(Set problem): Copy the data that follows exactly. Include no pictures.

(Items):
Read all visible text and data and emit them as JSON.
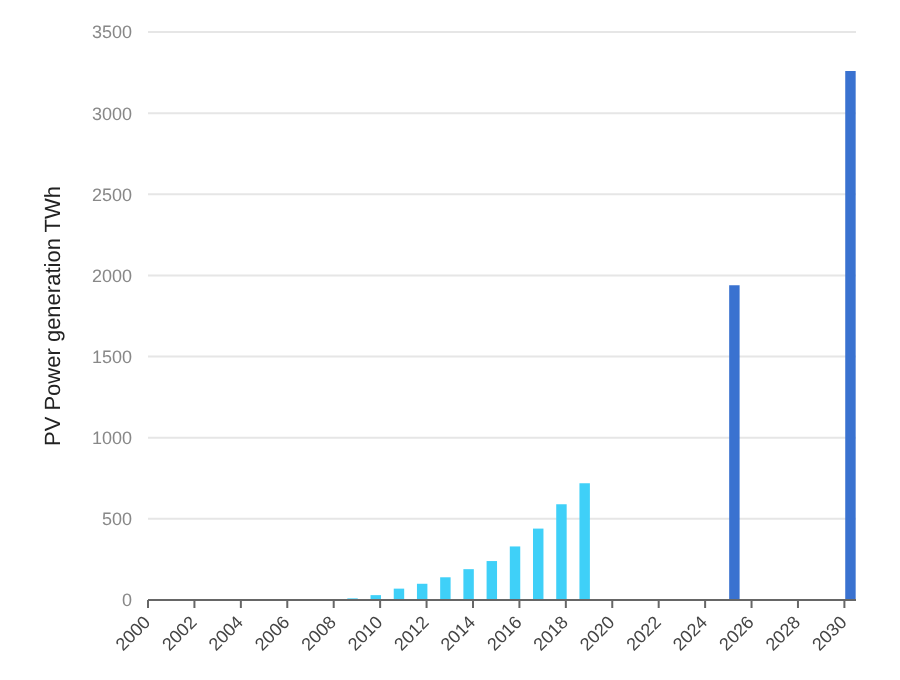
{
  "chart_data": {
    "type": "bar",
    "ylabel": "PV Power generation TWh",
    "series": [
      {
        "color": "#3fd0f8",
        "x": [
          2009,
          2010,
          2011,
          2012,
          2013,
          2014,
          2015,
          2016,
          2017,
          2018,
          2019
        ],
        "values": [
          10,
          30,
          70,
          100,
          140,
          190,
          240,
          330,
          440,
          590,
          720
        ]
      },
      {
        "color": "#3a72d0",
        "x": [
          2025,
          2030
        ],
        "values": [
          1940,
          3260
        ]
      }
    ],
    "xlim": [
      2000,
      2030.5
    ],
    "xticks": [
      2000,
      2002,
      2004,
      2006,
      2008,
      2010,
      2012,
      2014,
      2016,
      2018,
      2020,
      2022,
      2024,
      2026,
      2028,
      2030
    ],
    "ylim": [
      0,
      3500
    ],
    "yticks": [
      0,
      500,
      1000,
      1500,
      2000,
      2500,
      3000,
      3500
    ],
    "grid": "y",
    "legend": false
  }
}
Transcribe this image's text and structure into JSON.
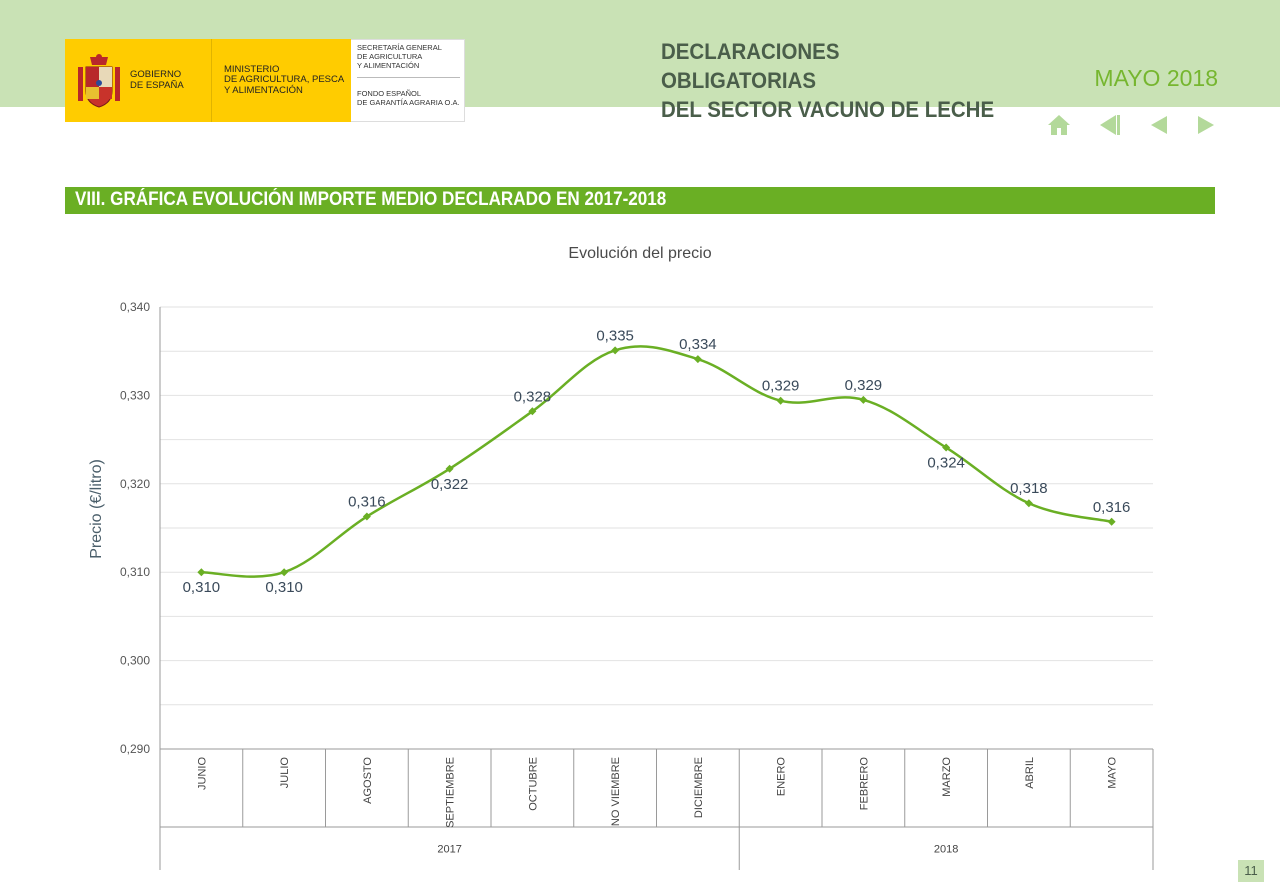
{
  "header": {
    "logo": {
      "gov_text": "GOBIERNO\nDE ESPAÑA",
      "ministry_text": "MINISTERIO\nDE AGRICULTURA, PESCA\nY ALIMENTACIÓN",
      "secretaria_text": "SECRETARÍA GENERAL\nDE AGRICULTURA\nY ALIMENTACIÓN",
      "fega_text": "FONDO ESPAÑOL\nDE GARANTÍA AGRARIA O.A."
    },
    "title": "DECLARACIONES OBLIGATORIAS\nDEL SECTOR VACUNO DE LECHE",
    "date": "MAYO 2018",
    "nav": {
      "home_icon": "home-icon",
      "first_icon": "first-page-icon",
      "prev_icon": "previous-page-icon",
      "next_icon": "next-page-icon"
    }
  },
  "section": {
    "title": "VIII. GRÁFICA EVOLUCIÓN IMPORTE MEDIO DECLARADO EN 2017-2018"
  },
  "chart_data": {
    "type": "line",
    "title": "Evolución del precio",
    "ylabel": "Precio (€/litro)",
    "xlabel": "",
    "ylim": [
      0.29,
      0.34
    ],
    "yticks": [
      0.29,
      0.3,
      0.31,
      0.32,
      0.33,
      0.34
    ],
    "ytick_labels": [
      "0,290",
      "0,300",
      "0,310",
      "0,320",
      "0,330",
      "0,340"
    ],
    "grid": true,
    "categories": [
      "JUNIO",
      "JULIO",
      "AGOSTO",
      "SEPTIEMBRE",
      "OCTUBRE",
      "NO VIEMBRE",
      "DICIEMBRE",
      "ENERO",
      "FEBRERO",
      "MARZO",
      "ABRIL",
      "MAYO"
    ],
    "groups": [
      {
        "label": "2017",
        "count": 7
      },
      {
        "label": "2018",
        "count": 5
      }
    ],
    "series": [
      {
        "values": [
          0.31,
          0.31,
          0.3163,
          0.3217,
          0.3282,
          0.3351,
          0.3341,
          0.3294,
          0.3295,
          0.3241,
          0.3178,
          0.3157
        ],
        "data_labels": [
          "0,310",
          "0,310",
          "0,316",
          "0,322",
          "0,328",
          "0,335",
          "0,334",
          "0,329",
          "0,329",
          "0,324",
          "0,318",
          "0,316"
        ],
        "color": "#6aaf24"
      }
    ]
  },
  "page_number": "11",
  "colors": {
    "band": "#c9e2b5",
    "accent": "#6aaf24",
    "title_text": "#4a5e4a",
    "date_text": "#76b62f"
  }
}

(Reply):
Read all visible text and data and emit them as JSON.
{
  "chart_data": {
    "type": "bar",
    "ylabel": "PV Power generation TWh",
    "series": [
      {
        "color": "#3fd0f8",
        "x": [
          2009,
          2010,
          2011,
          2012,
          2013,
          2014,
          2015,
          2016,
          2017,
          2018,
          2019
        ],
        "values": [
          10,
          30,
          70,
          100,
          140,
          190,
          240,
          330,
          440,
          590,
          720
        ]
      },
      {
        "color": "#3a72d0",
        "x": [
          2025,
          2030
        ],
        "values": [
          1940,
          3260
        ]
      }
    ],
    "xlim": [
      2000,
      2030.5
    ],
    "xticks": [
      2000,
      2002,
      2004,
      2006,
      2008,
      2010,
      2012,
      2014,
      2016,
      2018,
      2020,
      2022,
      2024,
      2026,
      2028,
      2030
    ],
    "ylim": [
      0,
      3500
    ],
    "yticks": [
      0,
      500,
      1000,
      1500,
      2000,
      2500,
      3000,
      3500
    ],
    "grid": "y",
    "legend": false
  }
}
Transcribe this image's text and structure into JSON.
{
  "header": {
    "logo": {
      "gov_text": "GOBIERNO\nDE ESPAÑA",
      "ministry_text": "MINISTERIO\nDE AGRICULTURA, PESCA\nY ALIMENTACIÓN",
      "secretaria_text": "SECRETARÍA GENERAL\nDE AGRICULTURA\nY ALIMENTACIÓN",
      "fega_text": "FONDO ESPAÑOL\nDE GARANTÍA AGRARIA O.A."
    },
    "title": "DECLARACIONES OBLIGATORIAS\nDEL SECTOR VACUNO DE LECHE",
    "date": "MAYO 2018",
    "nav": {
      "home_icon": "home-icon",
      "first_icon": "first-page-icon",
      "prev_icon": "previous-page-icon",
      "next_icon": "next-page-icon"
    }
  },
  "section": {
    "title": "VIII. GRÁFICA EVOLUCIÓN IMPORTE MEDIO DECLARADO EN 2017-2018"
  },
  "chart_data": {
    "type": "line",
    "title": "Evolución del precio",
    "ylabel": "Precio (€/litro)",
    "xlabel": "",
    "ylim": [
      0.29,
      0.34
    ],
    "yticks": [
      0.29,
      0.3,
      0.31,
      0.32,
      0.33,
      0.34
    ],
    "ytick_labels": [
      "0,290",
      "0,300",
      "0,310",
      "0,320",
      "0,330",
      "0,340"
    ],
    "grid": true,
    "categories": [
      "JUNIO",
      "JULIO",
      "AGOSTO",
      "SEPTIEMBRE",
      "OCTUBRE",
      "NO VIEMBRE",
      "DICIEMBRE",
      "ENERO",
      "FEBRERO",
      "MARZO",
      "ABRIL",
      "MAYO"
    ],
    "groups": [
      {
        "label": "2017",
        "count": 7
      },
      {
        "label": "2018",
        "count": 5
      }
    ],
    "series": [
      {
        "values": [
          0.31,
          0.31,
          0.3163,
          0.3217,
          0.3282,
          0.3351,
          0.3341,
          0.3294,
          0.3295,
          0.3241,
          0.3178,
          0.3157
        ],
        "data_labels": [
          "0,310",
          "0,310",
          "0,316",
          "0,322",
          "0,328",
          "0,335",
          "0,334",
          "0,329",
          "0,329",
          "0,324",
          "0,318",
          "0,316"
        ],
        "color": "#6aaf24"
      }
    ]
  },
  "page_number": "11",
  "colors": {
    "band": "#c9e2b5",
    "accent": "#6aaf24",
    "title_text": "#4a5e4a",
    "date_text": "#76b62f"
  }
}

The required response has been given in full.